• Collected data:

+--

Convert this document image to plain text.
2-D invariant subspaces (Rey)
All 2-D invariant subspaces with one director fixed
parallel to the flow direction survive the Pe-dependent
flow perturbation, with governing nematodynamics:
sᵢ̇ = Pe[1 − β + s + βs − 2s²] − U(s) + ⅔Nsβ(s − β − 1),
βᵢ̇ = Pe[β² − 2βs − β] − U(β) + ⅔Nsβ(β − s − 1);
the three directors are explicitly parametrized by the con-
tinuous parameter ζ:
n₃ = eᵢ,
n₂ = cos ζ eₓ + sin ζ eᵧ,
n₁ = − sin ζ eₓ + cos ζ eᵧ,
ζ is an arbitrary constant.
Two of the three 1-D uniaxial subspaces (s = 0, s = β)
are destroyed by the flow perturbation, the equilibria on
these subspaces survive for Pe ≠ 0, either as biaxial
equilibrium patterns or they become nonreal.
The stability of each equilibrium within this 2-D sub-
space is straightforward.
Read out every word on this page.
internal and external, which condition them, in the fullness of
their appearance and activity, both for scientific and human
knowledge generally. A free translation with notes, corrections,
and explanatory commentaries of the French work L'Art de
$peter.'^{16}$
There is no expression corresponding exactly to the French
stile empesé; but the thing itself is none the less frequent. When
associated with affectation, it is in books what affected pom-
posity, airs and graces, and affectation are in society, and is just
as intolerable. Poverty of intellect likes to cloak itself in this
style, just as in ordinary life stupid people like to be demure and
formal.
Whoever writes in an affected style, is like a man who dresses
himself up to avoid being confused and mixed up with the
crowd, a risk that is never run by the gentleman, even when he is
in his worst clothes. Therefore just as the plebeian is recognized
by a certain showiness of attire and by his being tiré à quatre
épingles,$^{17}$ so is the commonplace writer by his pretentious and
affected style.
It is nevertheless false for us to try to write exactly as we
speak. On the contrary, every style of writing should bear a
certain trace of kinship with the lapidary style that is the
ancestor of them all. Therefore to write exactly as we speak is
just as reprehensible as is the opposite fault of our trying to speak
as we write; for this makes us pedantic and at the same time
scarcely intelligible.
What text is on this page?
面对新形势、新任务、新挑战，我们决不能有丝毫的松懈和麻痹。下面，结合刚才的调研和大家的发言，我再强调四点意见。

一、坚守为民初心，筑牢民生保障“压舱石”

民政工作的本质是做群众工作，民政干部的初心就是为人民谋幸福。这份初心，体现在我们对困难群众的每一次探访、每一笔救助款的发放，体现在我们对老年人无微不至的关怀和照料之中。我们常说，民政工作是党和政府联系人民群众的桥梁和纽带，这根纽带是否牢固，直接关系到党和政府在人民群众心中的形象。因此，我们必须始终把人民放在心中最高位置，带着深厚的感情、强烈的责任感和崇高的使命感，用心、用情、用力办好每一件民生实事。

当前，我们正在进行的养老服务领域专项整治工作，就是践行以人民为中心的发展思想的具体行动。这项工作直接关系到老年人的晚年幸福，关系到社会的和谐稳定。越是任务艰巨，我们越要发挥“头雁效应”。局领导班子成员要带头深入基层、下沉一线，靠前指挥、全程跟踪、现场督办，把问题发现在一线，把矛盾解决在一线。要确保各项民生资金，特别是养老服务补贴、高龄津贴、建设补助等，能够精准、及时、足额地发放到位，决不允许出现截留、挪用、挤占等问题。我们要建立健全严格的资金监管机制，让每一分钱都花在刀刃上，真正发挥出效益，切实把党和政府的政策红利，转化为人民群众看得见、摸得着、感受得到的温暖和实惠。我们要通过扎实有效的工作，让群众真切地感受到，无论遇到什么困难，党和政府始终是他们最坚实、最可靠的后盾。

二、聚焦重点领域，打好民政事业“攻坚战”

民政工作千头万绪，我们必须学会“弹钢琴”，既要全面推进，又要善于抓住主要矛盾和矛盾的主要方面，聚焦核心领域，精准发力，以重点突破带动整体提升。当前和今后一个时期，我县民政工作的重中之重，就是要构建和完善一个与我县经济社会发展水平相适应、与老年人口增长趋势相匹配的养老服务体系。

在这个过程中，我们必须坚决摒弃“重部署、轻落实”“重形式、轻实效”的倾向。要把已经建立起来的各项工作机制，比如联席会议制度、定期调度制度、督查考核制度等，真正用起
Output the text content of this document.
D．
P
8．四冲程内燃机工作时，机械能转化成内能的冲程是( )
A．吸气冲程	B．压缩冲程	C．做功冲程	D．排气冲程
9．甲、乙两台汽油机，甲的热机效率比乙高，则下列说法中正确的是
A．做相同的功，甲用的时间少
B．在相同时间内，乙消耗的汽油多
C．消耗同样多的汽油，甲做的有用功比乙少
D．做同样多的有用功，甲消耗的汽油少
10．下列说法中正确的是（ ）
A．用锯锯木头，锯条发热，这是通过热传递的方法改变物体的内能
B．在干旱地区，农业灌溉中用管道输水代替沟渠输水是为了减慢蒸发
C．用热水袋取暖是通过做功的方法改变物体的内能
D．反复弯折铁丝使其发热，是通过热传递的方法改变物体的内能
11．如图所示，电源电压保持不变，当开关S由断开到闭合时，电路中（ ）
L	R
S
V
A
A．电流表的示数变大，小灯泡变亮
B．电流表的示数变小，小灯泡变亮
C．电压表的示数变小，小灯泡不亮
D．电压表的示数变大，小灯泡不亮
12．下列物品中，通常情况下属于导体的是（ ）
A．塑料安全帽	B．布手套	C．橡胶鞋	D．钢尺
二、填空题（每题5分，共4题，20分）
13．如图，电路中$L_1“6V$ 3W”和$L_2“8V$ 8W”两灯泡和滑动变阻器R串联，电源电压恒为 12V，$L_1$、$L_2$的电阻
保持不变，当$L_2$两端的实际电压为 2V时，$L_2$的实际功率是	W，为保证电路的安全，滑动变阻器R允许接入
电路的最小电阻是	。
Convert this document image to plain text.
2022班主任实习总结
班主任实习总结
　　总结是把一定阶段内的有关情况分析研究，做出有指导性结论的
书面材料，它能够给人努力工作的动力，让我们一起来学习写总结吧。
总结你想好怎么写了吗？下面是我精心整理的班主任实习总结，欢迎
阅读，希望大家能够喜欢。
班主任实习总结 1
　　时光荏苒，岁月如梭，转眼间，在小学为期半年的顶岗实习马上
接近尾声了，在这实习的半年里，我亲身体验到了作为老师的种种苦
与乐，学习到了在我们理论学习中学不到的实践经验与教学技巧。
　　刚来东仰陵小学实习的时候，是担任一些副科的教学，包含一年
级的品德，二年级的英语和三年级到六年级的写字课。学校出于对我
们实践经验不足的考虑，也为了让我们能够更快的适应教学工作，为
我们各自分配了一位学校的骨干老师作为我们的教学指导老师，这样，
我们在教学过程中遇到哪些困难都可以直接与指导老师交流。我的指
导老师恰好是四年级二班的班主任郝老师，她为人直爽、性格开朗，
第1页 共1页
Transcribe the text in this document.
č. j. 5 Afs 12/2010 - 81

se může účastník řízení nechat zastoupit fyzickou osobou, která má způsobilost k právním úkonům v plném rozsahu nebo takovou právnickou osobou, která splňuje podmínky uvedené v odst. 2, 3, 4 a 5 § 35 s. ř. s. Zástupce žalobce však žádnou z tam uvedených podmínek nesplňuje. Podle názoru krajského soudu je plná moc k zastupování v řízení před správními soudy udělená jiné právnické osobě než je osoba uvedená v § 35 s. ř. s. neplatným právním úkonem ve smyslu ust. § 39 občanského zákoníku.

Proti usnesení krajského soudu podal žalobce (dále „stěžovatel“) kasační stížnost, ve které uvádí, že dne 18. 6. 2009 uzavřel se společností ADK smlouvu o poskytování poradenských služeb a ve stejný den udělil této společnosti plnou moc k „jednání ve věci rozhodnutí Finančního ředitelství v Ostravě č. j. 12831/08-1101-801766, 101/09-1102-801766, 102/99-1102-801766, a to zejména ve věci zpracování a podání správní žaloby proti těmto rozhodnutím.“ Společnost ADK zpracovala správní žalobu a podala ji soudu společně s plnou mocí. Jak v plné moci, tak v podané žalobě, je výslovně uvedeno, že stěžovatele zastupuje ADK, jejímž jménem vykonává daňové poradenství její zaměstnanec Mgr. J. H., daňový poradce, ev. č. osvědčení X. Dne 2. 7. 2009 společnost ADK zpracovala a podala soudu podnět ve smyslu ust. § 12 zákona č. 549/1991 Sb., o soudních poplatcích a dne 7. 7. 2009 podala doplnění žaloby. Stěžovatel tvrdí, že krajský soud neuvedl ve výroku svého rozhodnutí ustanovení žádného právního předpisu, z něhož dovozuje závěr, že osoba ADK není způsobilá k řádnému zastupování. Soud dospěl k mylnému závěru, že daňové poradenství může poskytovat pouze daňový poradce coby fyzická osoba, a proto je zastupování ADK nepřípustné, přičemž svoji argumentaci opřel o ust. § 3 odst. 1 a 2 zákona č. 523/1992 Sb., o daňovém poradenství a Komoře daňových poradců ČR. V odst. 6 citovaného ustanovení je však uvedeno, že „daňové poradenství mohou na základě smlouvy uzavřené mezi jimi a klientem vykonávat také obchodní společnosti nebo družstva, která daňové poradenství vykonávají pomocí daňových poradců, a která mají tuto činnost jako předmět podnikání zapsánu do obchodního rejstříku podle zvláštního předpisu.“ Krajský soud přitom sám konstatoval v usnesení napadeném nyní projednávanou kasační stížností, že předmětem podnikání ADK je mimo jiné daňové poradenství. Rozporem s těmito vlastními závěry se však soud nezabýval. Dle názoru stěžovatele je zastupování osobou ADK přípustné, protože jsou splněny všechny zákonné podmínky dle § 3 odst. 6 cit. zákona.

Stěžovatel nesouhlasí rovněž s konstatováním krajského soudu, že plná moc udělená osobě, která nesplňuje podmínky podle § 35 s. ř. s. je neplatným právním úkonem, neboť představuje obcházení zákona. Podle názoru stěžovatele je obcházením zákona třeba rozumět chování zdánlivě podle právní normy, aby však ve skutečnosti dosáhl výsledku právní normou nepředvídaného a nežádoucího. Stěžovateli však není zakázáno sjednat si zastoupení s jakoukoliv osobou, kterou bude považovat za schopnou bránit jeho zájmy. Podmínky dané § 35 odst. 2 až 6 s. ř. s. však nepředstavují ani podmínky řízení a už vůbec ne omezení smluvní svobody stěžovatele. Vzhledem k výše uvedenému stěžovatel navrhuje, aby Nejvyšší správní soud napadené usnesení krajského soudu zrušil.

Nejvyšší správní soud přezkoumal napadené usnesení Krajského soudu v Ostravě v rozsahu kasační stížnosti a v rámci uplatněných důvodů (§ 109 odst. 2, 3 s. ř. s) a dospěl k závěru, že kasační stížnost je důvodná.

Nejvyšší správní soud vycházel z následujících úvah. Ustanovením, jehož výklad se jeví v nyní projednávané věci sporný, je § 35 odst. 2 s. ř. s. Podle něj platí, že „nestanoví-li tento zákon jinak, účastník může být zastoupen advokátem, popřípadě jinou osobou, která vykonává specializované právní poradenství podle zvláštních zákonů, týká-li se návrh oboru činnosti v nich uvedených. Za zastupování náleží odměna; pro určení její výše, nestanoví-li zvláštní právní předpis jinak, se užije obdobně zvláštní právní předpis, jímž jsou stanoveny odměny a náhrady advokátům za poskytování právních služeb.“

+--

• Exercise task: Check every line in the material above for the string "osobě", then give only the number of lines that have it.

• Output of the task: 2